# [Task requirements]
Read the lines below. Copy out any that hold the string "Extract".

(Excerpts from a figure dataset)
- - -
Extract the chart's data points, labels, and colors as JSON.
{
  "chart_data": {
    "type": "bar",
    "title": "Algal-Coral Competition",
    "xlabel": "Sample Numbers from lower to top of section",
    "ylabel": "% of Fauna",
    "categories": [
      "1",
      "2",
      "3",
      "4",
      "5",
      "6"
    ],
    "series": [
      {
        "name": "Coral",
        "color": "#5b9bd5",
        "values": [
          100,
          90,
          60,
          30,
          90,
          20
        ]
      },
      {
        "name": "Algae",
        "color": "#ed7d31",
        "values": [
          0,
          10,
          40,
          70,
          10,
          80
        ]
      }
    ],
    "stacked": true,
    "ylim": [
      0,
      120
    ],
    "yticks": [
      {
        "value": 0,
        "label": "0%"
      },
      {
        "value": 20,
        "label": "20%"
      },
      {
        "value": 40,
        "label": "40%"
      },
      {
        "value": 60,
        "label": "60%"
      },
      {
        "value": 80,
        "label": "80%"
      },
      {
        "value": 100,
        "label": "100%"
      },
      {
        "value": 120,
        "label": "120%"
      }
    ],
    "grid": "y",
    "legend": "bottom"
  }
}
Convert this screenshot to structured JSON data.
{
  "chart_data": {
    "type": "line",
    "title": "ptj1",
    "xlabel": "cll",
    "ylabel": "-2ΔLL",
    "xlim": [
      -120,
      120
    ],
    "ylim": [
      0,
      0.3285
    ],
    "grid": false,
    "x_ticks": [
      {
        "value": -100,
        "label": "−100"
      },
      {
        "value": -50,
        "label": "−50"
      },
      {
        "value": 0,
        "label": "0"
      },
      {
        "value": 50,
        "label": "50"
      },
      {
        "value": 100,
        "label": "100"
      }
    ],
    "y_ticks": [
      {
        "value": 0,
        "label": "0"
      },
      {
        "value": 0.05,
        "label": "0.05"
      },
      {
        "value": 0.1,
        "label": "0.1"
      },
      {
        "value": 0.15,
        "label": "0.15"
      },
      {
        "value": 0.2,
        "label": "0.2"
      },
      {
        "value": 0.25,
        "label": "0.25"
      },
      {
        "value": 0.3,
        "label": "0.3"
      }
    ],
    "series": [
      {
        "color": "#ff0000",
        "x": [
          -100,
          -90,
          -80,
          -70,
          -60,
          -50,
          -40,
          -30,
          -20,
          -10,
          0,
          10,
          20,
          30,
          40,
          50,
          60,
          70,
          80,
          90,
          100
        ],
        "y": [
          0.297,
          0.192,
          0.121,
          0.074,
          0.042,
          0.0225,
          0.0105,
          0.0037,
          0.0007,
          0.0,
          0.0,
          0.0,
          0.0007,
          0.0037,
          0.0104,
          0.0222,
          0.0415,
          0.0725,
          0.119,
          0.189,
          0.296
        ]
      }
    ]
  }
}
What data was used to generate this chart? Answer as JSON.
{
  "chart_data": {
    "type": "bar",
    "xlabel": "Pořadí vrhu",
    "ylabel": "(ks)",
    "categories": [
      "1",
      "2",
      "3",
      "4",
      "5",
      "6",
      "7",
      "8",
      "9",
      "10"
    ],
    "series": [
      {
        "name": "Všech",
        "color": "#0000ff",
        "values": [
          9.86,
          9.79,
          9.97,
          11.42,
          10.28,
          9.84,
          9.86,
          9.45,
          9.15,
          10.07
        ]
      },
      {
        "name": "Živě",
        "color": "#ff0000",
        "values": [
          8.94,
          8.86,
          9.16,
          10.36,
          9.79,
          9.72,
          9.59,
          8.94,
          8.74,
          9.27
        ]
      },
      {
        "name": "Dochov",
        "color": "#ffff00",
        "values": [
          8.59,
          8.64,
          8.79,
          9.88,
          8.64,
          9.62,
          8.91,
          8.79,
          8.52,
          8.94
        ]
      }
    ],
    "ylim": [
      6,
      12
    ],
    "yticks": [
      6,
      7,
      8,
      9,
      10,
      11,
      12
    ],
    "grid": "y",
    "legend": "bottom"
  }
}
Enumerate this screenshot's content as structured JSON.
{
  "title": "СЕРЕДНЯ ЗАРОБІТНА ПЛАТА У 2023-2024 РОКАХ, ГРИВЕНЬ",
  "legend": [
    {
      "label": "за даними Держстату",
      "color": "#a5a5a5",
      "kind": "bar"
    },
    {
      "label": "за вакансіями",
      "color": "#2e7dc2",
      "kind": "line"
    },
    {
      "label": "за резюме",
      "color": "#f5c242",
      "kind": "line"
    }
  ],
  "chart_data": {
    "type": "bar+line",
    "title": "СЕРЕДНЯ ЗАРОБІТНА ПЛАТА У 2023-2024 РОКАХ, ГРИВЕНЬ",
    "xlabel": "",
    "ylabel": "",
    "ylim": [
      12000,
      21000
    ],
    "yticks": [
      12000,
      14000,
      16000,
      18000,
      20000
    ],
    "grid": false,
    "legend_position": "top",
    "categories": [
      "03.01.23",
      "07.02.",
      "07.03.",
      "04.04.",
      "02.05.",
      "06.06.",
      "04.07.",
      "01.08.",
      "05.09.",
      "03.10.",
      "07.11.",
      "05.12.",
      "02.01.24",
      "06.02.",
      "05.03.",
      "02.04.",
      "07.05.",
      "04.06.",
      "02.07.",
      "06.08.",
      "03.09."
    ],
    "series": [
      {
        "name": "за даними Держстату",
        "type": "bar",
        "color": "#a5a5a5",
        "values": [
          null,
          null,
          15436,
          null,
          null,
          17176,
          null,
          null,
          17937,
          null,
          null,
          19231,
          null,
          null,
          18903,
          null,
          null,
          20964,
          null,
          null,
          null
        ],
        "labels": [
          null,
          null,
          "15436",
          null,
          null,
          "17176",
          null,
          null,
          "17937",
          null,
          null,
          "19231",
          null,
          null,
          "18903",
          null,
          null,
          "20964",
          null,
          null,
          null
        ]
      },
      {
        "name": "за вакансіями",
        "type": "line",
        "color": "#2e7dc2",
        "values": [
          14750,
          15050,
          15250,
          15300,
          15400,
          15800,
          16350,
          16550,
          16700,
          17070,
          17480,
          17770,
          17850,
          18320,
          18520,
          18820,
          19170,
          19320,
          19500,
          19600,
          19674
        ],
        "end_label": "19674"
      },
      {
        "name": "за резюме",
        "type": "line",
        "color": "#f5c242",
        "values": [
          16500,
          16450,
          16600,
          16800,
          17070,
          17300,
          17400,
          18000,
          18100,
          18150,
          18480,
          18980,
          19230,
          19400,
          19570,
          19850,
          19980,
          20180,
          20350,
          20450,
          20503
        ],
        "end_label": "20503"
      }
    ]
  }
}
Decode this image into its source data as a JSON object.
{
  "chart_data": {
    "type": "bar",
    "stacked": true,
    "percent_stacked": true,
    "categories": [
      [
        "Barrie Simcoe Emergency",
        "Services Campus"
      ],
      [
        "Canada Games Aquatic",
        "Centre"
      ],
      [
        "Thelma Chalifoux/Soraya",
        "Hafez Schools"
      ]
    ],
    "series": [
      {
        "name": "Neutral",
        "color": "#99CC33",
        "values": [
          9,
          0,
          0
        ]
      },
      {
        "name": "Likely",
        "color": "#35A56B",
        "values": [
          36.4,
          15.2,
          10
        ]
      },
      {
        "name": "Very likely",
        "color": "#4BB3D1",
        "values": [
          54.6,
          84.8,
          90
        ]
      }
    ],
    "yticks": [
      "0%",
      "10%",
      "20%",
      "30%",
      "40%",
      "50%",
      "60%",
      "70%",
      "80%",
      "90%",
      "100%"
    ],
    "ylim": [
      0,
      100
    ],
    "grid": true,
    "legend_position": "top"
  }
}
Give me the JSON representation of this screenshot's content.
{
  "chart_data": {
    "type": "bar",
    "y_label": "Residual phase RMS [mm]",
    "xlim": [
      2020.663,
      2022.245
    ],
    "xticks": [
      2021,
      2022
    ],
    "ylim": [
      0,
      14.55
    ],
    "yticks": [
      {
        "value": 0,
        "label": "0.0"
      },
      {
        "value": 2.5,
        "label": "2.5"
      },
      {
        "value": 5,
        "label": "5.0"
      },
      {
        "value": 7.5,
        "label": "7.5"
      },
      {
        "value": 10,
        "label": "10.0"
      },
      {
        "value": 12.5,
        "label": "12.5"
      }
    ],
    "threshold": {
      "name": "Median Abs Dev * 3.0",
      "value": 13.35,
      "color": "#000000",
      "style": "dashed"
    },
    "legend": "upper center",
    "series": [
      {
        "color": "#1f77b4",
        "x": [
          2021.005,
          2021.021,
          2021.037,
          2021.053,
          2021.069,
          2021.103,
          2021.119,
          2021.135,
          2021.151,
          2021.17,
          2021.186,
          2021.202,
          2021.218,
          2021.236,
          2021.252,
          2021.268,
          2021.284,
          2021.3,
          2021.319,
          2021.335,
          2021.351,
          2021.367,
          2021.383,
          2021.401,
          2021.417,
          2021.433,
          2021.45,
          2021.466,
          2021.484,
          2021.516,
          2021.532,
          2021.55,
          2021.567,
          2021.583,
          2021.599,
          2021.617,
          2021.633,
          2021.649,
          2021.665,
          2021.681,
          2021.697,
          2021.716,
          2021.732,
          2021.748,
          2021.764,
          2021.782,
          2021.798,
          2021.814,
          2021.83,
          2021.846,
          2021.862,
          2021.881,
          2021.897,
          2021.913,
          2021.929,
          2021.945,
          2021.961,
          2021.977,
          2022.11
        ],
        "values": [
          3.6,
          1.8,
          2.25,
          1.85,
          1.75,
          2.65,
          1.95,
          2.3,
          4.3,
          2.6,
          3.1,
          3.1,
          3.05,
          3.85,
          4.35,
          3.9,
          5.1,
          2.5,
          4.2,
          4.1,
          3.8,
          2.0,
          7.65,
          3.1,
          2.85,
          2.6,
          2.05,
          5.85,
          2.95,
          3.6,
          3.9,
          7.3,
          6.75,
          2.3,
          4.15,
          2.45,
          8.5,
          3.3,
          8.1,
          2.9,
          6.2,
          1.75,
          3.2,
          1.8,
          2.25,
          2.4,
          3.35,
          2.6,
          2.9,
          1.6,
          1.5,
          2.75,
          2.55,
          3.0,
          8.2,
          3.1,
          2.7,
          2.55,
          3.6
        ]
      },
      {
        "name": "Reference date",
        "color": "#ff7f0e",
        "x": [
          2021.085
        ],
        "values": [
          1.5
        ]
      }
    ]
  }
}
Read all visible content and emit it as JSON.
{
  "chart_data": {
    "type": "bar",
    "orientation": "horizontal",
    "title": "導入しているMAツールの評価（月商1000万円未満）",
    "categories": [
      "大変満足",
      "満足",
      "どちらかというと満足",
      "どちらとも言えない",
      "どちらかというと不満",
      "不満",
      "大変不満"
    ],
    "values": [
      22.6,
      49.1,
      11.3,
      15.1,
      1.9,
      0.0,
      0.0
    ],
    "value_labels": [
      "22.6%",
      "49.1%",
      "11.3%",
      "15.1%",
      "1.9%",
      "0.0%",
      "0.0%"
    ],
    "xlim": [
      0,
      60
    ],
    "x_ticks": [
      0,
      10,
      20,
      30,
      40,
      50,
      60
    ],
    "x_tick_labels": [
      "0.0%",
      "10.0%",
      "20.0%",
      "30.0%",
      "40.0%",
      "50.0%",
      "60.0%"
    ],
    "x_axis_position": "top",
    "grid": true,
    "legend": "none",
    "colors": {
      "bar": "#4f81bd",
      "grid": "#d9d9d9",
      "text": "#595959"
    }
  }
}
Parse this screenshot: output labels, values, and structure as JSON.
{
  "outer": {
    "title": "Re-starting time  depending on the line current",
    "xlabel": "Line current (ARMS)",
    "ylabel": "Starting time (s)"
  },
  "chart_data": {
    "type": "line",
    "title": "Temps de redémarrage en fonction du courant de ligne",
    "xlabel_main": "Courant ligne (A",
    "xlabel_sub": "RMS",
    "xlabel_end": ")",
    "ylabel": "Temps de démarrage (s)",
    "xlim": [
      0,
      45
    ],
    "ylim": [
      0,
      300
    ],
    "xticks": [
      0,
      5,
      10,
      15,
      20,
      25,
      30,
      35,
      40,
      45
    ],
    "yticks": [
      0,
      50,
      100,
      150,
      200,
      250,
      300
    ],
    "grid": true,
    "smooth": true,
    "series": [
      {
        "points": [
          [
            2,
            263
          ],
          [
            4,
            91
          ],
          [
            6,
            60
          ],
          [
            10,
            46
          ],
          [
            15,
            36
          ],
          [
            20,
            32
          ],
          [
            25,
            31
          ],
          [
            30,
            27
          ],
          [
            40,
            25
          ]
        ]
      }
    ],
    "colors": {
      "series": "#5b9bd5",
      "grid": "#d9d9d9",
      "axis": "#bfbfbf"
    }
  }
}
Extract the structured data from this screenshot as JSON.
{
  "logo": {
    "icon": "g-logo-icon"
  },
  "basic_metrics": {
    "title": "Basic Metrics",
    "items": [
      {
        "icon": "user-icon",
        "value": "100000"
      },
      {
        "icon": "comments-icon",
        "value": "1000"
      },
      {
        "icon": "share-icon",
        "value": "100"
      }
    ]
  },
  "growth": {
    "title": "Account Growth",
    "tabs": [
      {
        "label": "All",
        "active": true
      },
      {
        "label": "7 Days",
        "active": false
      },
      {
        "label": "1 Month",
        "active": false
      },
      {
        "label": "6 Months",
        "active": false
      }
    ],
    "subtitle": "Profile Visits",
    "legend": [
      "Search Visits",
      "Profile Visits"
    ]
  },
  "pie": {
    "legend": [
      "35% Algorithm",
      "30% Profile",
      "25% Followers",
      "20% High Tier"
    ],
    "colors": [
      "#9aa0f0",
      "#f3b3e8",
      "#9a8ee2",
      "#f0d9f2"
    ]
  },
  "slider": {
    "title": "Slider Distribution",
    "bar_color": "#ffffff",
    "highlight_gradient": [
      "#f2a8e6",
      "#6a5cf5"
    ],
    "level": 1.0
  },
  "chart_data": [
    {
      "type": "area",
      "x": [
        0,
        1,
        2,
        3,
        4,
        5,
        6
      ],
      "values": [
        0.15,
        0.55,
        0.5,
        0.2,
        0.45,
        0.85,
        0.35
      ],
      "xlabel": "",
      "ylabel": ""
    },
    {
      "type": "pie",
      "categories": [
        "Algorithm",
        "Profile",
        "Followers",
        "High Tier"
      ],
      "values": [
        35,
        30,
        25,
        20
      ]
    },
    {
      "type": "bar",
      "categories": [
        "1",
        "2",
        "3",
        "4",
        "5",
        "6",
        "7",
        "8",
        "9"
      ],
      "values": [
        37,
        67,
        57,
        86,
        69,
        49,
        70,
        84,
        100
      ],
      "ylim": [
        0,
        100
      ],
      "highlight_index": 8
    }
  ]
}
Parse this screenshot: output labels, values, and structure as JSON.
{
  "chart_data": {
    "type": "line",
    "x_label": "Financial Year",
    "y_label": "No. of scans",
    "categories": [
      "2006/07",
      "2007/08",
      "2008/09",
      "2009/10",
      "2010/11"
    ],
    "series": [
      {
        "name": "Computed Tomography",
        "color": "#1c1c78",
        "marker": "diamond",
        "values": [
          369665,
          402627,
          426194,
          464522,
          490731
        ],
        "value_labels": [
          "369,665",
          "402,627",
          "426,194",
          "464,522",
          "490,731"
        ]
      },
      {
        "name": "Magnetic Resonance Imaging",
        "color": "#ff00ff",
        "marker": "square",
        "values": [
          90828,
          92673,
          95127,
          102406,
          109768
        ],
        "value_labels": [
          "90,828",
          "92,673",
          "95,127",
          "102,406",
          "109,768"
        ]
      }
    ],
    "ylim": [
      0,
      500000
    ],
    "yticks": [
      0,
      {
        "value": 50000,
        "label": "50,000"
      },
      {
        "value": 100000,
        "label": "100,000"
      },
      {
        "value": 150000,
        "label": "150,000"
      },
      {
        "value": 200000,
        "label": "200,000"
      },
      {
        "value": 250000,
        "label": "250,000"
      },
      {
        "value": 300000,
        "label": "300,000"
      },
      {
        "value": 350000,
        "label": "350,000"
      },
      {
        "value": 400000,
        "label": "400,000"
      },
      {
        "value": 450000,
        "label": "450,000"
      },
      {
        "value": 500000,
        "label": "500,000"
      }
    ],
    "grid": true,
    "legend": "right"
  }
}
- - -
# [Full response]
Extract the chart's data points, labels, and colors as JSON.
Extract the structured data from this screenshot as JSON.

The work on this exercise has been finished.